(Stored data)
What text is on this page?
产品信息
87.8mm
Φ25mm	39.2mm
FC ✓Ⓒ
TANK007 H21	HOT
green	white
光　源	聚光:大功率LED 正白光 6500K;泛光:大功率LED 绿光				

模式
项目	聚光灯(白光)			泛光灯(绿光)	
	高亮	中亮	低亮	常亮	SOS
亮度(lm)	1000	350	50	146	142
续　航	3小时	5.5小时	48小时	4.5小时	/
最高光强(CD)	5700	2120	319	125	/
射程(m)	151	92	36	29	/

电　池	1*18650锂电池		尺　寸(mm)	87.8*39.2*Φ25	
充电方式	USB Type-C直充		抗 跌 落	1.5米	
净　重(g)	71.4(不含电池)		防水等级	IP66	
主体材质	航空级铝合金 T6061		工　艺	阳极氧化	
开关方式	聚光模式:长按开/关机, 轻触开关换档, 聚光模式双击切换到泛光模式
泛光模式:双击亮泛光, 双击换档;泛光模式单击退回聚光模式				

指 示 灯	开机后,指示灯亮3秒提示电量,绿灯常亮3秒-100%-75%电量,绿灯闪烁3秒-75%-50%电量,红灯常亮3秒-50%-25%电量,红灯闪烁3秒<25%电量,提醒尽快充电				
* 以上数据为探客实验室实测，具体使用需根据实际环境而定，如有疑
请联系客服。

Task requirements
Please output the entries above, every line exactly as it reads.

Answer to the exercise
What text is on this page?
产品信息
87.8mm
Φ25mm	39.2mm
FC ✓Ⓒ
TANK007 H21	HOT
green	white
光　源	聚光:大功率LED 正白光 6500K;泛光:大功率LED 绿光				

模式
项目	聚光灯(白光)			泛光灯(绿光)	
	高亮	中亮	低亮	常亮	SOS
亮度(lm)	1000	350	50	146	142
续　航	3小时	5.5小时	48小时	4.5小时	/
最高光强(CD)	5700	2120	319	125	/
射程(m)	151	92	36	29	/

电　池	1*18650锂电池		尺　寸(mm)	87.8*39.2*Φ25	
充电方式	USB Type-C直充		抗 跌 落	1.5米	
净　重(g)	71.4(不含电池)		防水等级	IP66	
主体材质	航空级铝合金 T6061		工　艺	阳极氧化	
开关方式	聚光模式:长按开/关机, 轻触开关换档, 聚光模式双击切换到泛光模式
泛光模式:双击亮泛光, 双击换档;泛光模式单击退回聚光模式				

指 示 灯	开机后,指示灯亮3秒提示电量,绿灯常亮3秒-100%-75%电量,绿灯闪烁3秒-75%-50%电量,红灯常亮3秒-50%-25%电量,红灯闪烁3秒<25%电量,提醒尽快充电				
* 以上数据为探客实验室实测，具体使用需根据实际环境而定，如有疑
请联系客服。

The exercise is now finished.